# SET TASK 1
Repeat these entries word for word, beginning at the line that contains "y-axis-label: Train loss xyxy=(45,263,64,338)" and ending after the line that contains "x-axis-label: Iters xyxy=(392,565,428,584)".

How to Travel Overland from China to Laos

Temple in Luang Prabang, Laos
Temple in Luang Prabang, Laos | © Jessica Larson
Jessica Larson-Wang

China’s Yunnan province borders several southeast Asian countries and among these, Laos is one of the most easily accessible. Follow this guide for a step by step walk-through for traveling overland to Laos.

Getting to the Border

You have several options for getting to the border. The most direct route is to take the long distance bus from Kunming, departing from the south bus station, to Vientiane or Luang Prabang directly. The tickets are cheap, roughly 500 RMB (73 USD) at the time of writing, but the trip is long, exhausting, and not particularly pleasant. If you’re not pressed for time, a much more enjoyable option is to travel more leisurely to get to and cross the border, while enjoying some of the sights and scenery along the way. From Kunming take a bus to Mengla, a city about 40km from the border crossing at Mohan/Boten. From Mengla, minibuses depart to Mohan regularly, and there are also buses departing from Mengla to Luang Namtha in the interior of Laos and a good first stop on your Laotian journey. If you’re lucky enough to have your own vehicle, or access to a vehicle, it is permissible for Chinese vehicles to enter Laos and the vehicle does not have to be registered to your name to cross the border.

Chinese Border at Boten

Crossing the Border

New Lao Customs Checkpoint Near Boten

Visa on Arrival

If you do not already have a Laotian visa, no worries, the border crossing offers visas upon arrival. Your first step is to hand your passport to a man at a window inside the building, the first window on your right. He will look at your passport and then hand you a visa application form. Fill out the form completely, and if you have a picture with you, attach it to the form. If you don’t have a picture, not to worry, the visa officer will accept your form without one. The cost for most passports is roughly 242 RMB (35 USD), though there is a schedule of fees posted next to the window. Depending upon how many people are waiting in line, your visa may take between 5-20 minutes to process. An officer at the second window will call your name, and that’s it, you’ve got your Laotian visa. The whole process is very straightforward and easy and, probably in the end, less of a hassle than making a trip to the embassy in Kunming and then back again to pick up your visa two days later. Whether you’re traveling overland or by air, visa upon arrival is definitely recommended over visa in advance.

Entries from a dataset:

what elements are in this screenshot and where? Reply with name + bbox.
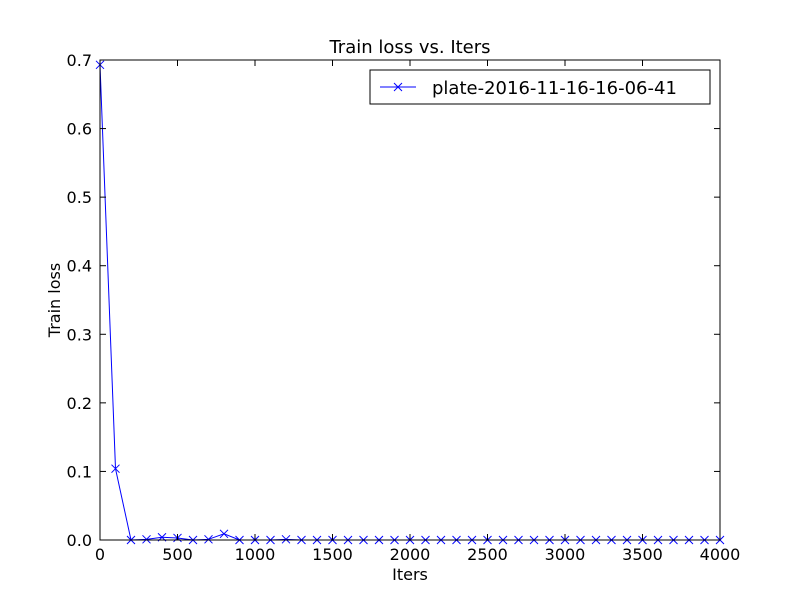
y-axis-label: Train loss xyxy=(45,263,64,338)
x-tick-label: 1000 xyxy=(235,545,276,564)
legend: plate-2016-11-16-16-06-41 xyxy=(369,69,711,105)
y-tick-label: 0.1 xyxy=(67,462,92,481)
plot-marks xyxy=(95,60,725,545)
y-tick-label: 0.6 xyxy=(67,120,92,139)
data-point-marker xyxy=(219,529,229,539)
y-tick-label: 0.4 xyxy=(67,257,92,276)
series-line xyxy=(99,64,720,541)
x-tick-label: 1500 xyxy=(312,545,353,564)
x-tick-label: 2000 xyxy=(390,545,431,564)
data-point-marker xyxy=(142,534,151,544)
y-tick-label: 0.7 xyxy=(67,51,92,70)
y-tick-label: 0.3 xyxy=(67,325,92,344)
data-point-marker xyxy=(111,464,120,474)
y-tick-label: 0.5 xyxy=(67,188,92,207)
x-tick-label: 4000 xyxy=(700,545,741,564)
x-tick-label: 3500 xyxy=(622,545,663,564)
x-axis-label: Iters xyxy=(392,565,428,584)
axis-ticks: 0 500 1000 1500 2000 2500 3000 3500 4000 0.0 0.1 0.… xyxy=(67,51,741,564)
legend-box xyxy=(369,69,711,105)
chart-title: Train loss vs. Iters xyxy=(328,37,490,58)
legend-marker xyxy=(393,82,403,92)
x-tick-label: 0 xyxy=(95,545,105,564)
data-point-marker xyxy=(281,534,291,544)
y-tick-label: 0.2 xyxy=(67,394,92,413)
data-point-marker xyxy=(204,534,213,544)
x-tick-label: 500 xyxy=(162,545,193,564)
y-tick-label: 0.0 xyxy=(67,531,92,550)
plot-frame xyxy=(99,59,721,541)
x-tick-label: 2500 xyxy=(467,545,508,564)
x-tick-label: 3000 xyxy=(545,545,586,564)
legend-label: plate-2016-11-16-16-06-41 xyxy=(432,78,677,99)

# SET TASK 2
Does each statement agree with the guide to traveling overland from China to Laos? Answer yes or no for each, and quote the guide's deciding words. (a) The long distance bus from Kunming leaves from the north bus station. (b) Mengla lies about 40km from the border crossing at Mohan/Boten. (c) A visa form handed in without a picture will be turned down.

# RESULT 1
y-axis-label: Train loss xyxy=(45,263,64,338)
x-tick-label: 1000 xyxy=(235,545,276,564)
legend: plate-2016-11-16-16-06-41 xyxy=(369,69,711,105)
y-tick-label: 0.1 xyxy=(67,462,92,481)
plot-marks xyxy=(95,60,725,545)
y-tick-label: 0.6 xyxy=(67,120,92,139)
data-point-marker xyxy=(219,529,229,539)
y-tick-label: 0.4 xyxy=(67,257,92,276)
series-line xyxy=(99,64,720,541)
x-tick-label: 1500 xyxy=(312,545,353,564)
x-tick-label: 2000 xyxy=(390,545,431,564)
data-point-marker xyxy=(142,534,151,544)
y-tick-label: 0.7 xyxy=(67,51,92,70)
y-tick-label: 0.3 xyxy=(67,325,92,344)
data-point-marker xyxy=(111,464,120,474)
y-tick-label: 0.5 xyxy=(67,188,92,207)
x-tick-label: 4000 xyxy=(700,545,741,564)
x-tick-label: 3500 xyxy=(622,545,663,564)
x-axis-label: Iters xyxy=(392,565,428,584)

# RESULT 2
(a) No: "departing from the south bus station"
(b) Yes: "a city about 40km from the border crossing at Mohan/Boten"
(c) No: "the visa officer will accept your form without one"